SHORT TASK: Please repeat all of the listing exactly.

DATASET:
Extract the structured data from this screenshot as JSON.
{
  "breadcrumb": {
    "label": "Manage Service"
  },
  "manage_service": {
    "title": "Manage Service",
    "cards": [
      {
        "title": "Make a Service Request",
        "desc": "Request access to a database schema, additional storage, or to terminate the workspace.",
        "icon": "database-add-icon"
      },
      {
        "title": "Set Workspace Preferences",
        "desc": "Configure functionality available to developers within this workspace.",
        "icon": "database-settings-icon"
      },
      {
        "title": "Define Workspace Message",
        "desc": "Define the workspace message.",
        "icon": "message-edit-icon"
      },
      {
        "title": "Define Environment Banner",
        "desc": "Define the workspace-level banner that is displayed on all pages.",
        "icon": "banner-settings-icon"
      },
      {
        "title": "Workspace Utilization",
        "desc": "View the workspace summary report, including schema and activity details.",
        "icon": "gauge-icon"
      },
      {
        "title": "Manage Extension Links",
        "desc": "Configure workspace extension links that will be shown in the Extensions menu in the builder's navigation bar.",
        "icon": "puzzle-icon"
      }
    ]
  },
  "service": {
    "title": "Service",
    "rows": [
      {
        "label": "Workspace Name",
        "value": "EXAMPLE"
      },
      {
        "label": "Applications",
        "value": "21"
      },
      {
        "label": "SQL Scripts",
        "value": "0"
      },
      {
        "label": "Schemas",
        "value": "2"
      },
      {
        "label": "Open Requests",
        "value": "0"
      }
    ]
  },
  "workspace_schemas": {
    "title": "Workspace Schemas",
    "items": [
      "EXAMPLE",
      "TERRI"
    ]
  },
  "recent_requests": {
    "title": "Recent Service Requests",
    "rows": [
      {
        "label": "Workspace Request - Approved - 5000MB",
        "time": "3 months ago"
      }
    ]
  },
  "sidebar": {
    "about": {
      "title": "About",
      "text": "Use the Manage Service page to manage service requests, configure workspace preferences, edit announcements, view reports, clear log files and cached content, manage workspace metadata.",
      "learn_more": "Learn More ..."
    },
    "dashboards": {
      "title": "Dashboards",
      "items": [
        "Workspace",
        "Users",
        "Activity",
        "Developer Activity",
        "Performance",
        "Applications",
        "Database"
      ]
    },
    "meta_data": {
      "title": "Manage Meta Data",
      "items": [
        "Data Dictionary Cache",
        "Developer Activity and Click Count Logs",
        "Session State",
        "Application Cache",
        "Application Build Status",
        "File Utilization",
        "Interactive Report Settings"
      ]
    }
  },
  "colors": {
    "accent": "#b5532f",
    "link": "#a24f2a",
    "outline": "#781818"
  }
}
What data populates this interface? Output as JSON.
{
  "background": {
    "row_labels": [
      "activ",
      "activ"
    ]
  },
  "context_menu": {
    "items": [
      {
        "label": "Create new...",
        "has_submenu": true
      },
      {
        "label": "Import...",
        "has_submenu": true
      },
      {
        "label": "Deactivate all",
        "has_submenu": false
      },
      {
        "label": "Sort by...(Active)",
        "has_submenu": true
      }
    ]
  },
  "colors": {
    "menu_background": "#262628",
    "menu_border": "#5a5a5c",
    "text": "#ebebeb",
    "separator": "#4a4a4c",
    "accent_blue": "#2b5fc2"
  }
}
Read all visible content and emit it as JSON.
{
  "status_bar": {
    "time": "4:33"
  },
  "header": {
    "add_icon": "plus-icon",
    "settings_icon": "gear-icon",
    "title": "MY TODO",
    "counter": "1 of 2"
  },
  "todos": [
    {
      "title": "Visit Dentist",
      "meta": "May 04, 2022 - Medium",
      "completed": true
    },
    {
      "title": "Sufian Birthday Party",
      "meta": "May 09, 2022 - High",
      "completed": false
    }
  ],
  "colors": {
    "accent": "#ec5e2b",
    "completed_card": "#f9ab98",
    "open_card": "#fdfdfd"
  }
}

COMPLETED EXERCISE:
Extract the structured data from this screenshot as JSON.
{
  "breadcrumb": {
    "label": "Manage Service"
  },
  "manage_service": {
    "title": "Manage Service",
    "cards": [
      {
        "title": "Make a Service Request",
        "desc": "Request access to a database schema, additional storage, or to terminate the workspace.",
        "icon": "database-add-icon"
      },
      {
        "title": "Set Workspace Preferences",
        "desc": "Configure functionality available to developers within this workspace.",
        "icon": "database-settings-icon"
      },
      {
        "title": "Define Workspace Message",
        "desc": "Define the workspace message.",
        "icon": "message-edit-icon"
      },
      {
        "title": "Define Environment Banner",
        "desc": "Define the workspace-level banner that is displayed on all pages.",
        "icon": "banner-settings-icon"
      },
      {
        "title": "Workspace Utilization",
        "desc": "View the workspace summary report, including schema and activity details.",
        "icon": "gauge-icon"
      },
      {
        "title": "Manage Extension Links",
        "desc": "Configure workspace extension links that will be shown in the Extensions menu in the builder's navigation bar.",
        "icon": "puzzle-icon"
      }
    ]
  },
  "service": {
    "title": "Service",
    "rows": [
      {
        "label": "Workspace Name",
        "value": "EXAMPLE"
      },
      {
        "label": "Applications",
        "value": "21"
      },
      {
        "label": "SQL Scripts",
        "value": "0"
      },
      {
        "label": "Schemas",
        "value": "2"
      },
      {
        "label": "Open Requests",
        "value": "0"
      }
    ]
  },
  "workspace_schemas": {
    "title": "Workspace Schemas",
    "items": [
      "EXAMPLE",
      "TERRI"
    ]
  },
  "recent_requests": {
    "title": "Recent Service Requests",
    "rows": [
      {
        "label": "Workspace Request - Approved - 5000MB",
        "time": "3 months ago"
      }
    ]
  },
  "sidebar": {
    "about": {
      "title": "About",
      "text": "Use the Manage Service page to manage service requests, configure workspace preferences, edit announcements, view reports, clear log files and cached content, manage workspace metadata.",
      "learn_more": "Learn More ..."
    },
    "dashboards": {
      "title": "Dashboards",
      "items": [
        "Workspace",
        "Users",
        "Activity",
        "Developer Activity",
        "Performance",
        "Applications",
        "Database"
      ]
    },
    "meta_data": {
      "title": "Manage Meta Data",
      "items": [
        "Data Dictionary Cache",
        "Developer Activity and Click Count Logs",
        "Session State",
        "Application Cache",
        "Application Build Status",
        "File Utilization",
        "Interactive Report Settings"
      ]
    }
  },
  "colors": {
    "accent": "#b5532f",
    "link": "#a24f2a",
    "outline": "#781818"
  }
}
What data populates this interface? Output as JSON.
{
  "background": {
    "row_labels": [
      "activ",
      "activ"
    ]
  },
  "context_menu": {
    "items": [
      {
        "label": "Create new...",
        "has_submenu": true
      },
      {
        "label": "Import...",
        "has_submenu": true
      },
      {
        "label": "Deactivate all",
        "has_submenu": false
      },
      {
        "label": "Sort by...(Active)",
        "has_submenu": true
      }
    ]
  },
  "colors": {
    "menu_background": "#262628",
    "menu_border": "#5a5a5c",
    "text": "#ebebeb",
    "separator": "#4a4a4c",
    "accent_blue": "#2b5fc2"
  }
}
Read all visible content and emit it as JSON.
{
  "status_bar": {
    "time": "4:33"
  },
  "header": {
    "add_icon": "plus-icon",
    "settings_icon": "gear-icon",
    "title": "MY TODO",
    "counter": "1 of 2"
  },
  "todos": [
    {
      "title": "Visit Dentist",
      "meta": "May 04, 2022 - Medium",
      "completed": true
    },
    {
      "title": "Sufian Birthday Party",
      "meta": "May 09, 2022 - High",
      "completed": false
    }
  ],
  "colors": {
    "accent": "#ec5e2b",
    "completed_card": "#f9ab98",
    "open_card": "#fdfdfd"
  }
}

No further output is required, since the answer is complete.